**Prompt:** In your copy, leave out the pictures; write out all the data exactly.

**Source material:**
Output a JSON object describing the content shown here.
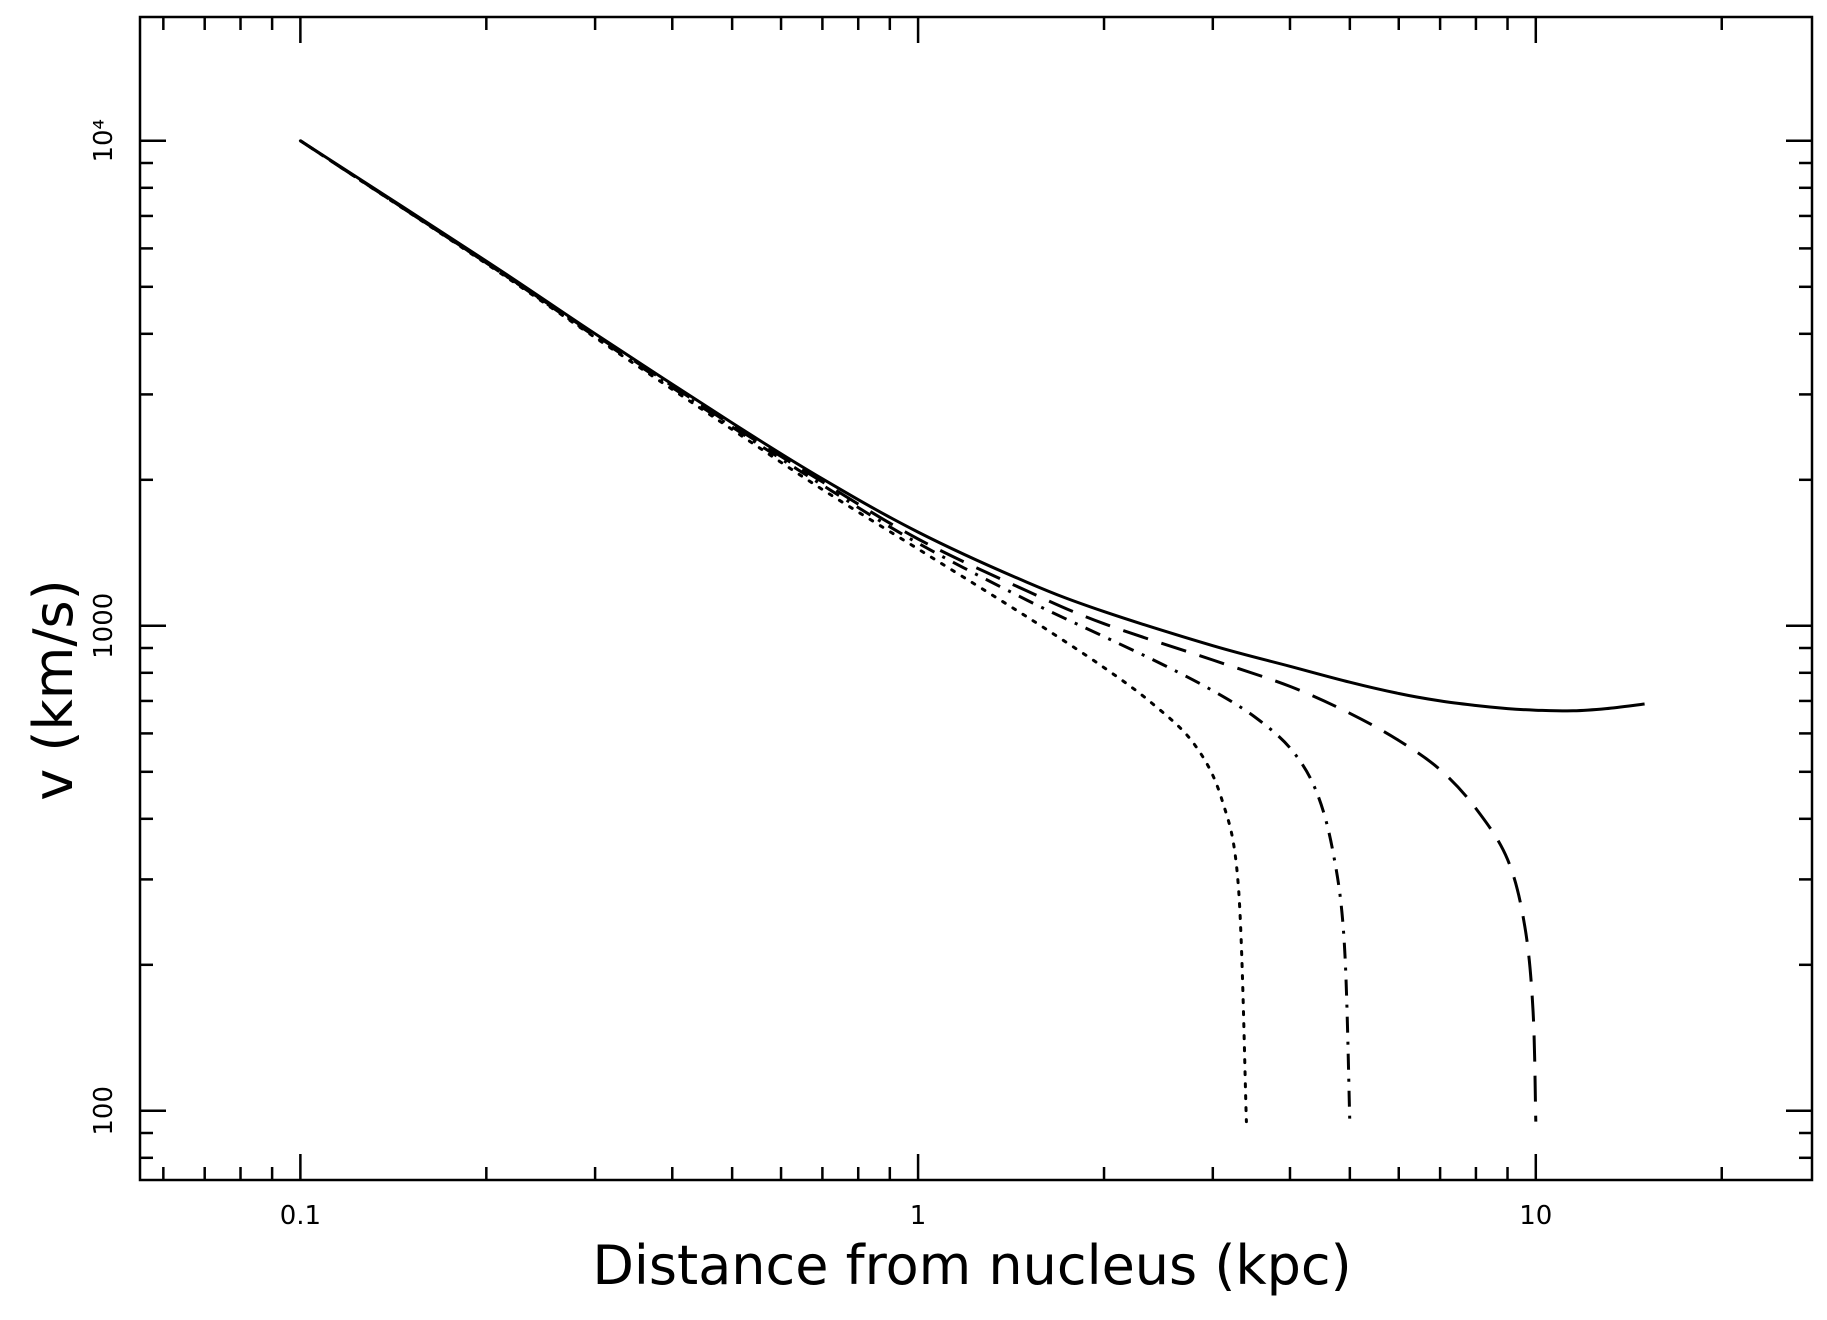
{
  "chart_data": {
    "type": "line",
    "title": "",
    "xlabel": "Distance from nucleus (kpc)",
    "ylabel": "v (km/s)",
    "xscale": "log",
    "yscale": "log",
    "xlim": [
      0.055,
      28
    ],
    "ylim": [
      72,
      18000
    ],
    "grid": false,
    "x_ticks": [
      {
        "value": 0.1,
        "label": "0.1"
      },
      {
        "value": 1,
        "label": "1"
      },
      {
        "value": 10,
        "label": "10"
      }
    ],
    "y_ticks": [
      {
        "value": 100,
        "label": "100"
      },
      {
        "value": 1000,
        "label": "1000"
      },
      {
        "value": 10000,
        "label": "10⁴"
      }
    ],
    "series": [
      {
        "style": "solid",
        "x": [
          0.1,
          0.2,
          0.3,
          0.5,
          0.7,
          1.0,
          1.5,
          2.0,
          3.0,
          4.0,
          5.0,
          6.0,
          7.0,
          8.0,
          9.0,
          10.0,
          11.5,
          13.0,
          15.0
        ],
        "y": [
          10000,
          5650,
          4000,
          2620,
          2010,
          1560,
          1230,
          1070,
          910,
          825,
          765,
          725,
          700,
          685,
          675,
          670,
          668,
          675,
          690
        ]
      },
      {
        "style": "dashed",
        "x": [
          0.1,
          0.2,
          0.3,
          0.5,
          0.7,
          1.0,
          1.5,
          2.0,
          3.0,
          4.0,
          5.0,
          6.0,
          7.0,
          8.0,
          9.0,
          9.6,
          9.9,
          10.0
        ],
        "y": [
          10000,
          5600,
          3980,
          2590,
          1980,
          1510,
          1180,
          1010,
          850,
          750,
          660,
          580,
          505,
          420,
          330,
          240,
          160,
          95
        ]
      },
      {
        "style": "dash-dot",
        "x": [
          0.1,
          0.2,
          0.3,
          0.5,
          0.7,
          1.0,
          1.5,
          2.0,
          2.5,
          3.0,
          3.5,
          4.0,
          4.4,
          4.7,
          4.9,
          5.0
        ],
        "y": [
          10000,
          5600,
          3950,
          2570,
          1950,
          1480,
          1130,
          950,
          830,
          735,
          650,
          560,
          460,
          340,
          220,
          95
        ]
      },
      {
        "style": "dotted",
        "x": [
          0.1,
          0.2,
          0.3,
          0.5,
          0.7,
          1.0,
          1.3,
          1.6,
          2.0,
          2.4,
          2.8,
          3.1,
          3.3,
          3.4
        ],
        "y": [
          10000,
          5580,
          3930,
          2540,
          1910,
          1440,
          1170,
          990,
          820,
          690,
          570,
          440,
          290,
          95
        ]
      }
    ]
  }
}
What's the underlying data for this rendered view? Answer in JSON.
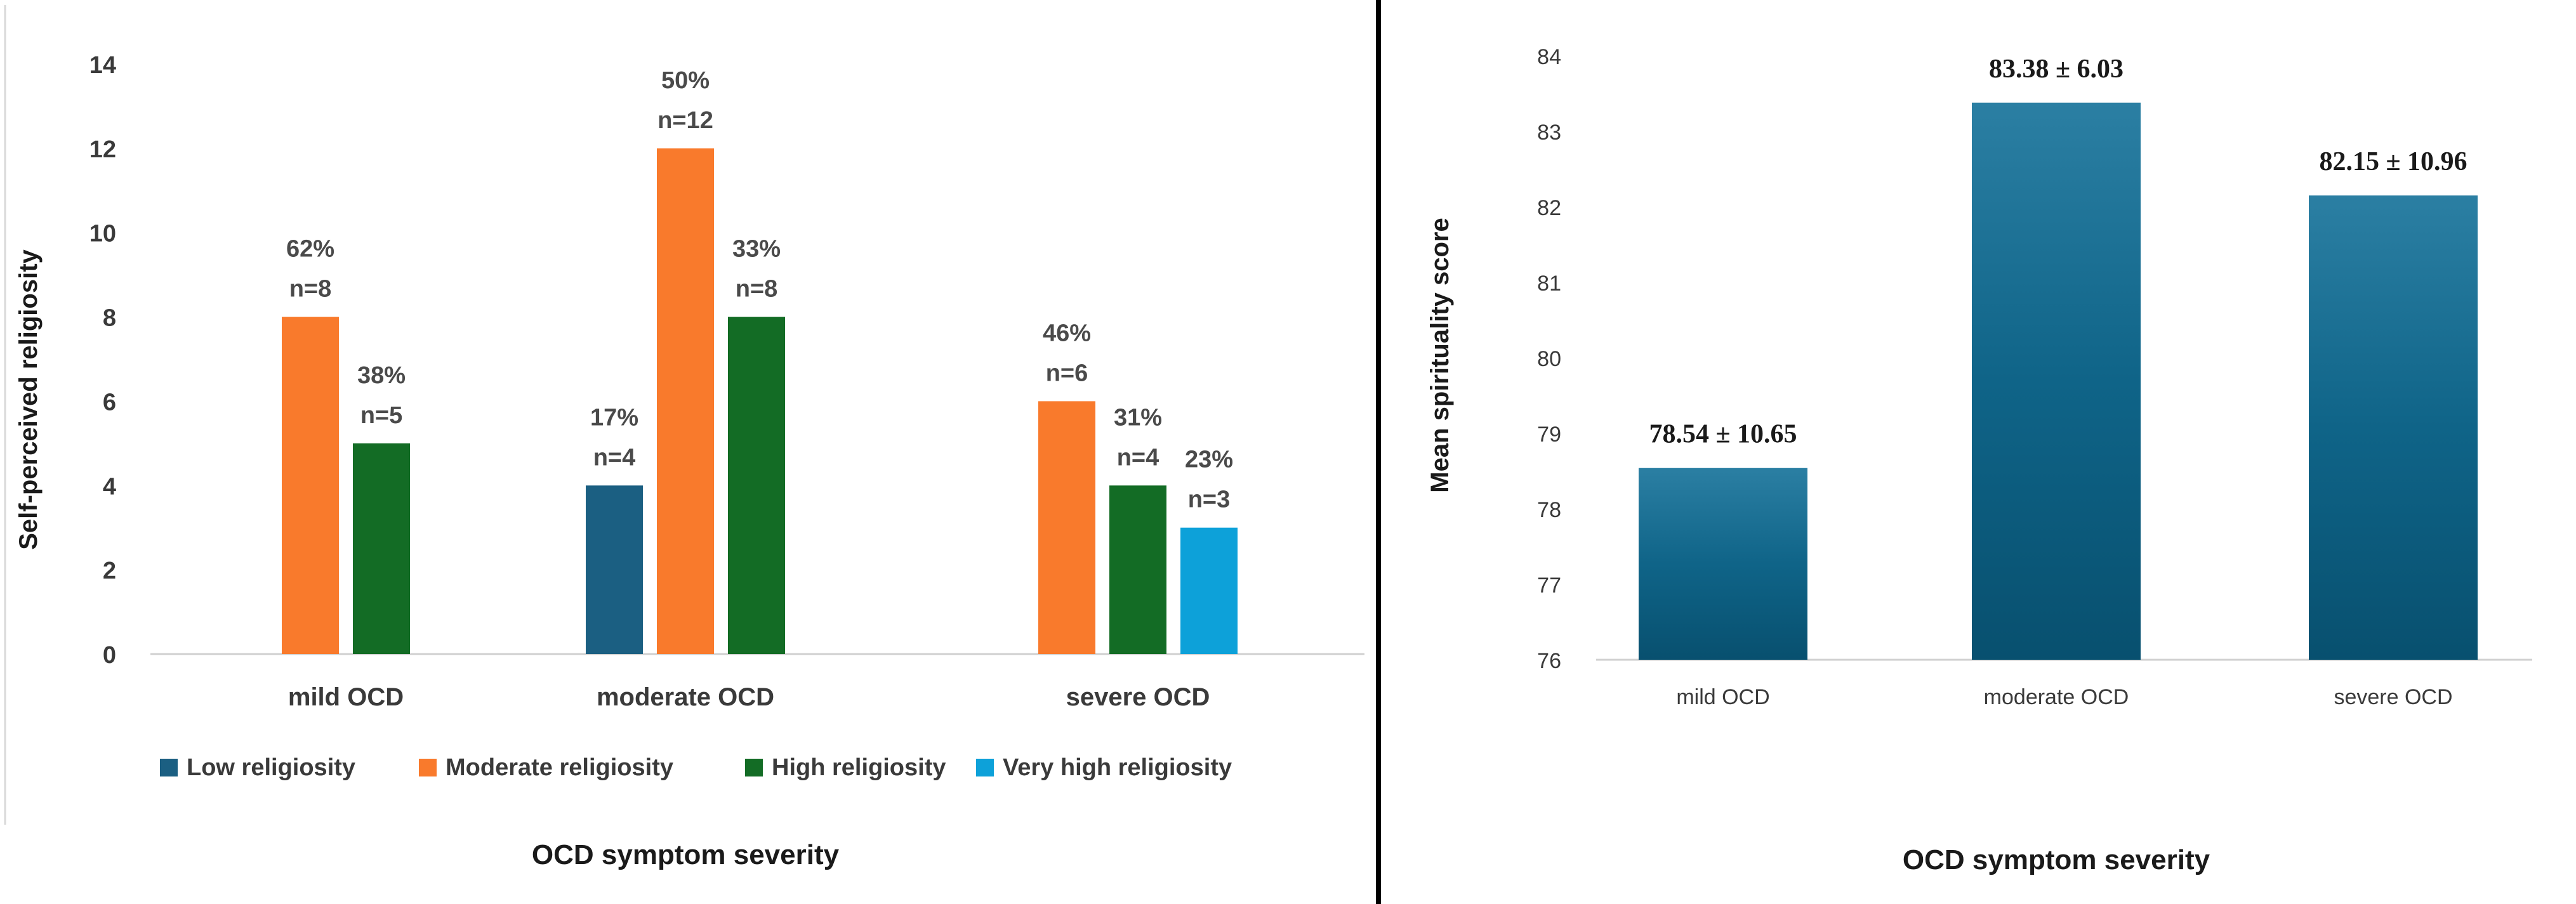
{
  "chart_data": [
    {
      "type": "bar",
      "title": "",
      "xlabel": "OCD symptom severity",
      "ylabel": "Self-perceived religiosity",
      "ylim": [
        0,
        14
      ],
      "yticks": [
        "0",
        "2",
        "4",
        "6",
        "8",
        "10",
        "12",
        "14"
      ],
      "categories": [
        "mild OCD",
        "moderate OCD",
        "severe OCD"
      ],
      "legend_position": "bottom",
      "grid": false,
      "series": [
        {
          "name": "Low religiosity",
          "color": "#1b5f82",
          "values": [
            null,
            4,
            null
          ],
          "pct_labels": [
            null,
            "17%",
            null
          ],
          "n_labels": [
            null,
            "n=4",
            null
          ]
        },
        {
          "name": "Moderate religiosity",
          "color": "#f97a2c",
          "values": [
            8,
            12,
            6
          ],
          "pct_labels": [
            "62%",
            "50%",
            "46%"
          ],
          "n_labels": [
            "n=8",
            "n=12",
            "n=6"
          ]
        },
        {
          "name": "High religiosity",
          "color": "#136c25",
          "values": [
            5,
            8,
            4
          ],
          "pct_labels": [
            "38%",
            "33%",
            "31%"
          ],
          "n_labels": [
            "n=5",
            "n=8",
            "n=4"
          ]
        },
        {
          "name": "Very high religiosity",
          "color": "#0da1d9",
          "values": [
            null,
            null,
            3
          ],
          "pct_labels": [
            null,
            null,
            "23%"
          ],
          "n_labels": [
            null,
            null,
            "n=3"
          ]
        }
      ]
    },
    {
      "type": "bar",
      "title": "",
      "xlabel": "OCD symptom severity",
      "ylabel": "Mean spirituality score",
      "ylim": [
        76,
        84
      ],
      "yticks": [
        "76",
        "77",
        "78",
        "79",
        "80",
        "81",
        "82",
        "83",
        "84"
      ],
      "categories": [
        "mild OCD",
        "moderate OCD",
        "severe OCD"
      ],
      "values": [
        78.54,
        83.38,
        82.15
      ],
      "data_labels": [
        "78.54 ± 10.65",
        "83.38 ± 6.03",
        "82.15 ± 10.96"
      ],
      "color": "#0e6287",
      "grid": false
    }
  ]
}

**Full output:**
Output a JSON object describing the content shown here.
{
  "chart_data": {
    "type": "line",
    "title": "",
    "xlabel": "Distance from nucleus (kpc)",
    "ylabel": "v (km/s)",
    "xscale": "log",
    "yscale": "log",
    "xlim": [
      0.055,
      28
    ],
    "ylim": [
      72,
      18000
    ],
    "grid": false,
    "x_ticks": [
      {
        "value": 0.1,
        "label": "0.1"
      },
      {
        "value": 1,
        "label": "1"
      },
      {
        "value": 10,
        "label": "10"
      }
    ],
    "y_ticks": [
      {
        "value": 100,
        "label": "100"
      },
      {
        "value": 1000,
        "label": "1000"
      },
      {
        "value": 10000,
        "label": "10⁴"
      }
    ],
    "series": [
      {
        "style": "solid",
        "x": [
          0.1,
          0.2,
          0.3,
          0.5,
          0.7,
          1.0,
          1.5,
          2.0,
          3.0,
          4.0,
          5.0,
          6.0,
          7.0,
          8.0,
          9.0,
          10.0,
          11.5,
          13.0,
          15.0
        ],
        "y": [
          10000,
          5650,
          4000,
          2620,
          2010,
          1560,
          1230,
          1070,
          910,
          825,
          765,
          725,
          700,
          685,
          675,
          670,
          668,
          675,
          690
        ]
      },
      {
        "style": "dashed",
        "x": [
          0.1,
          0.2,
          0.3,
          0.5,
          0.7,
          1.0,
          1.5,
          2.0,
          3.0,
          4.0,
          5.0,
          6.0,
          7.0,
          8.0,
          9.0,
          9.6,
          9.9,
          10.0
        ],
        "y": [
          10000,
          5600,
          3980,
          2590,
          1980,
          1510,
          1180,
          1010,
          850,
          750,
          660,
          580,
          505,
          420,
          330,
          240,
          160,
          95
        ]
      },
      {
        "style": "dash-dot",
        "x": [
          0.1,
          0.2,
          0.3,
          0.5,
          0.7,
          1.0,
          1.5,
          2.0,
          2.5,
          3.0,
          3.5,
          4.0,
          4.4,
          4.7,
          4.9,
          5.0
        ],
        "y": [
          10000,
          5600,
          3950,
          2570,
          1950,
          1480,
          1130,
          950,
          830,
          735,
          650,
          560,
          460,
          340,
          220,
          95
        ]
      },
      {
        "style": "dotted",
        "x": [
          0.1,
          0.2,
          0.3,
          0.5,
          0.7,
          1.0,
          1.3,
          1.6,
          2.0,
          2.4,
          2.8,
          3.1,
          3.3,
          3.4
        ],
        "y": [
          10000,
          5580,
          3930,
          2540,
          1910,
          1440,
          1170,
          990,
          820,
          690,
          570,
          440,
          290,
          95
        ]
      }
    ]
  }
}
What's the underlying data for this rendered view? Answer in JSON.
{
  "chart_data": [
    {
      "type": "bar",
      "title": "",
      "xlabel": "OCD symptom severity",
      "ylabel": "Self-perceived religiosity",
      "ylim": [
        0,
        14
      ],
      "yticks": [
        "0",
        "2",
        "4",
        "6",
        "8",
        "10",
        "12",
        "14"
      ],
      "categories": [
        "mild OCD",
        "moderate OCD",
        "severe OCD"
      ],
      "legend_position": "bottom",
      "grid": false,
      "series": [
        {
          "name": "Low religiosity",
          "color": "#1b5f82",
          "values": [
            null,
            4,
            null
          ],
          "pct_labels": [
            null,
            "17%",
            null
          ],
          "n_labels": [
            null,
            "n=4",
            null
          ]
        },
        {
          "name": "Moderate religiosity",
          "color": "#f97a2c",
          "values": [
            8,
            12,
            6
          ],
          "pct_labels": [
            "62%",
            "50%",
            "46%"
          ],
          "n_labels": [
            "n=8",
            "n=12",
            "n=6"
          ]
        },
        {
          "name": "High religiosity",
          "color": "#136c25",
          "values": [
            5,
            8,
            4
          ],
          "pct_labels": [
            "38%",
            "33%",
            "31%"
          ],
          "n_labels": [
            "n=5",
            "n=8",
            "n=4"
          ]
        },
        {
          "name": "Very high religiosity",
          "color": "#0da1d9",
          "values": [
            null,
            null,
            3
          ],
          "pct_labels": [
            null,
            null,
            "23%"
          ],
          "n_labels": [
            null,
            null,
            "n=3"
          ]
        }
      ]
    },
    {
      "type": "bar",
      "title": "",
      "xlabel": "OCD symptom severity",
      "ylabel": "Mean spirituality score",
      "ylim": [
        76,
        84
      ],
      "yticks": [
        "76",
        "77",
        "78",
        "79",
        "80",
        "81",
        "82",
        "83",
        "84"
      ],
      "categories": [
        "mild OCD",
        "moderate OCD",
        "severe OCD"
      ],
      "values": [
        78.54,
        83.38,
        82.15
      ],
      "data_labels": [
        "78.54 ± 10.65",
        "83.38 ± 6.03",
        "82.15 ± 10.96"
      ],
      "color": "#0e6287",
      "grid": false
    }
  ]
}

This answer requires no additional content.